Wie sollen Eltern mit den Versprechungen ihrer Kinder umgehen?

Wie viel Vertrauensvorschuss können wir unseren Kindern geben, wenn sie uns etwas versprechen? Was antworten wir auf den vorwurfsvollen Einwand: „Nie traust du mir etwas zu!“

Szene 1: „Nur dieses eine Zucki!“ „Aber dann hast du keinen Appetit auf Gemüsesuppe!“ „„Biiiittte!“ „Versprichst du mir, brav zu essen?“ „Jaaa!“ „Na, ausnahmsweise!“ Die Mutter/der Vater gibt dem herzzerreißenden Flehen seiner Tochter/seines Sohnes nach. Beim Mittagstisch jedoch heißt es: „Ich bin nicht hungrig!“ „Du hast mir doch versprochen…!“

Szene 2: „Kann ich mir nur diesen einen Film ansehen? Dann mache ich bestimmt meine Hausübung!“

Szene 3: „Du musst mir diese Jean kaufen! Dann werde ich das ganze Wochenende für die Schularbeit pauken!“

Was sagt Ihr Gefühl?

In solchen Situationen geht es meist darum, dass Ihr Nachwuchs sein momentanes Ziel „auf die Schnelle“ erreichen will.

Wer setzt sich durch?

Eltern müssen ihren Kindern ermöglichen, Durchsetzungsvermögen zu trainieren, dürfen aber nicht die Kontrolle über das Geschehen verlieren.

Wie verhalten Sie sich, wenn Ihr Kind Druck macht?

Hören Sie auf Ihr „Bauch-Gefühl“:

  • Fühle ich mich erpresst?
  • Will ich meine Ruhe haben?
  • Wie groß ist das Herzensanliegen oder die Verzweiflung meines Kindes?
  • Verpasst es Wesentliches, wenn ich nein sage?
  • Wie paktfähig ist es? Wie groß ist die Wahrscheinlichkeit, dass er oder sie sein Versprechen einhält?
  • Und meine Durchsetzungskraft, die vereinbarte Gegenleistung einzufordern?


Wenn schlechte Muster einreißen, wird das Kind die Eltern immer weniger ernst nehmen und es gibt einen Autoritätsverlust, der Erziehung immer mühsamer macht.

Führungskompetenz zeigen statt nachträglich schimpfen

Dies alles hat mit meiner eigenen Klarheit, meiner Führungskompetenz und dem Entwicklungsstand meines Kindes zu tun! Oft erlebe ich ein führungsschwaches Nachgeben seitens der Eltern. Sie lassen später die Sache einfach unter den Tisch fallen oder machen dann, wenn ein Versprechen nicht eingehalten wird, ihren Kindern Vorhaltungen – was unnötigen Streit zur Folge hat.

Was lernt das Kind daraus?

────

◆ **AUFGABEN**
a) Was müssen Eltern ihren Kindern laut dem Text über Kinderversprechen ermöglichen?
b) Schreibe die Passage im Text über Kinderversprechen, die mit „Wie verhalten Sie“ beginnt und mit „Verzweiflung meines Kindes?“ endet, noch einmal ab und benenne dabei „Druck“ in „Stress“ um.

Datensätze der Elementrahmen
────

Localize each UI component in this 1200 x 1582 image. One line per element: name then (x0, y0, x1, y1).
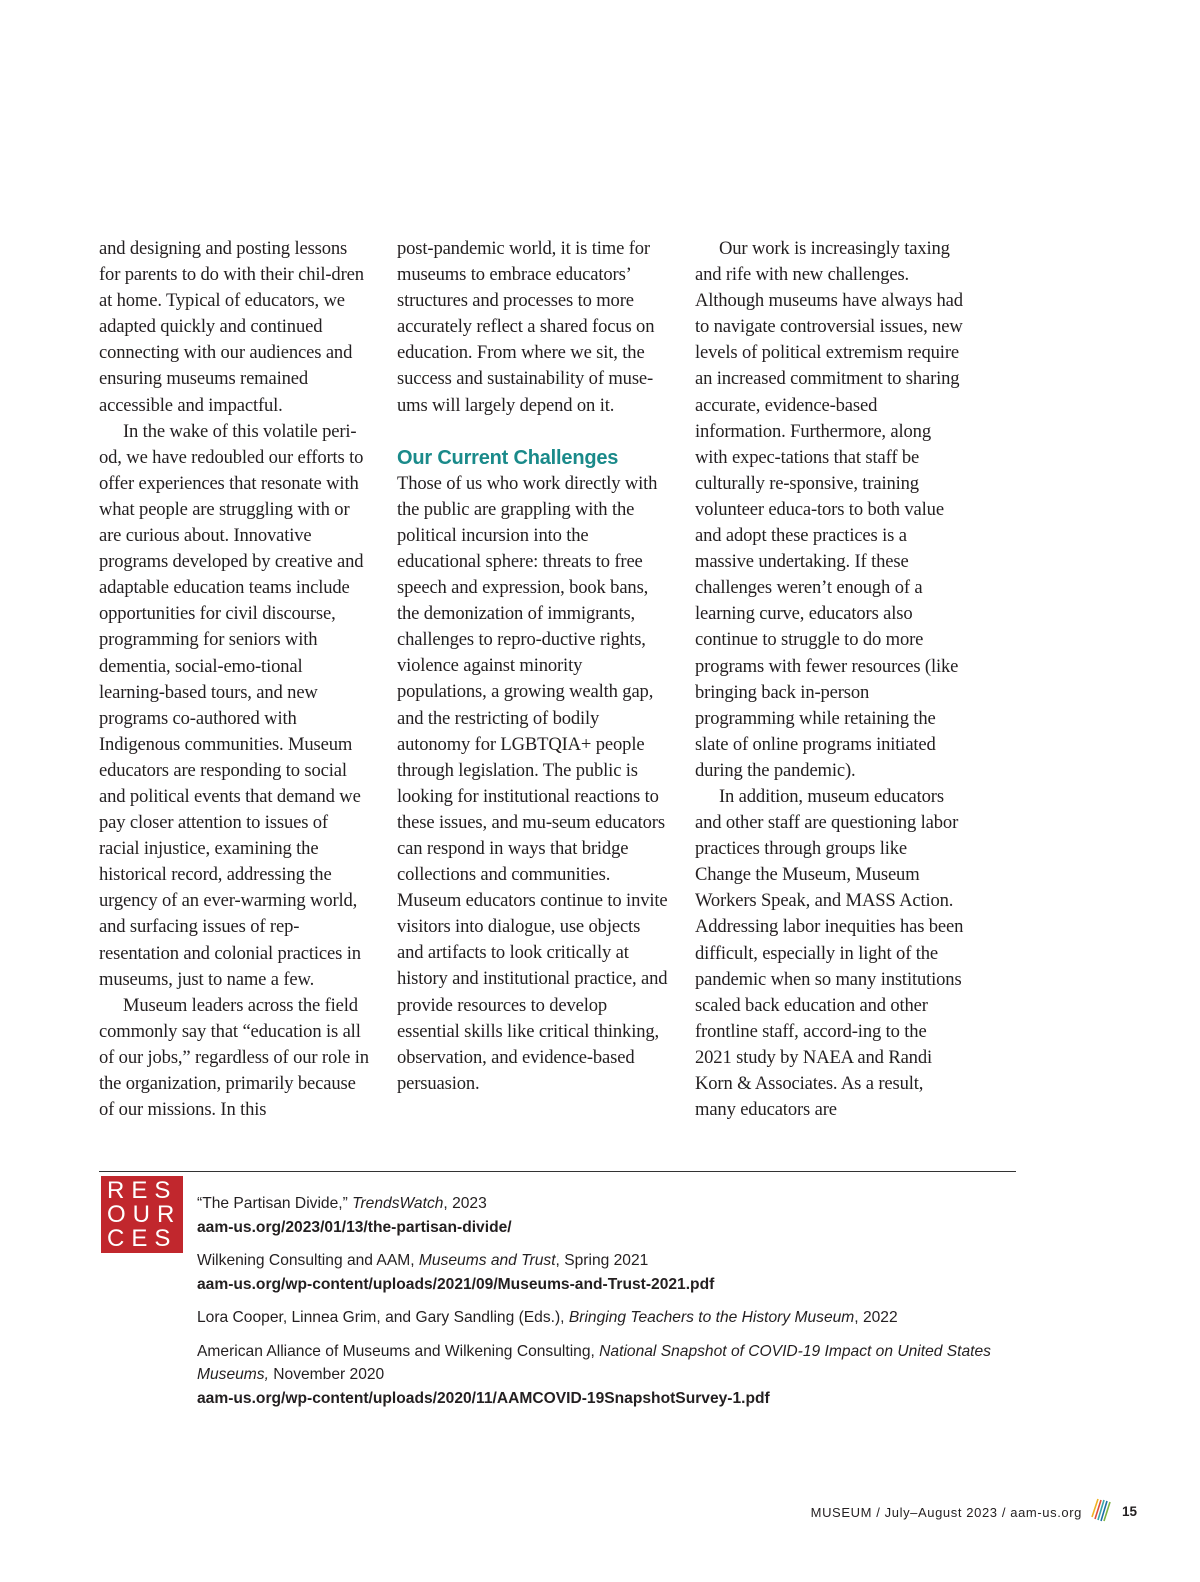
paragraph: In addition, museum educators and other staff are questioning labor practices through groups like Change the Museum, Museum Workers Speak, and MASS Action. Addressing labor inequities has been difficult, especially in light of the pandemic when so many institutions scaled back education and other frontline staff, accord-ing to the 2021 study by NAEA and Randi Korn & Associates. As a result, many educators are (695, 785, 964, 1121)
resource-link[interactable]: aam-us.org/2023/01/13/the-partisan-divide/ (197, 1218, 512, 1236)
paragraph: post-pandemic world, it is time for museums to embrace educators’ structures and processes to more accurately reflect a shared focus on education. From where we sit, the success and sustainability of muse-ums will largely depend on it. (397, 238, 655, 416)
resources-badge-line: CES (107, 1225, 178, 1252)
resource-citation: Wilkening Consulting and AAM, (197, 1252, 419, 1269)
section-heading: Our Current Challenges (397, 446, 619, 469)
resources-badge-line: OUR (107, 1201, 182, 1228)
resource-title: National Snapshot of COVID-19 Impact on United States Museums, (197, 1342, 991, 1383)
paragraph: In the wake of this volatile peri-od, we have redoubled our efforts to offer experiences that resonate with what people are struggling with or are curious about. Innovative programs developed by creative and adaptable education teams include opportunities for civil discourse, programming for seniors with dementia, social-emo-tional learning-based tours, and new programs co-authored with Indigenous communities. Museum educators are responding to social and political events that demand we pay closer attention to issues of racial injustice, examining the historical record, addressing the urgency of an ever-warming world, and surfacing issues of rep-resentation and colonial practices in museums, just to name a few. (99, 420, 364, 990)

────

◆ **LÖSUNGEN**
a) Sie müssen ihnen ermöglichen, Durchsetzungsvermögen zu trainieren.

b)
Wie verhalten Sie sich, wenn Ihr Kind Stress macht?

Hören Sie auf Ihr „Bauch-Gefühl“:

  • Fühle ich mich erpresst?
  • Will ich meine Ruhe haben?
  • Wie groß ist das Herzensanliegen oder die Verzweiflung meines Kindes?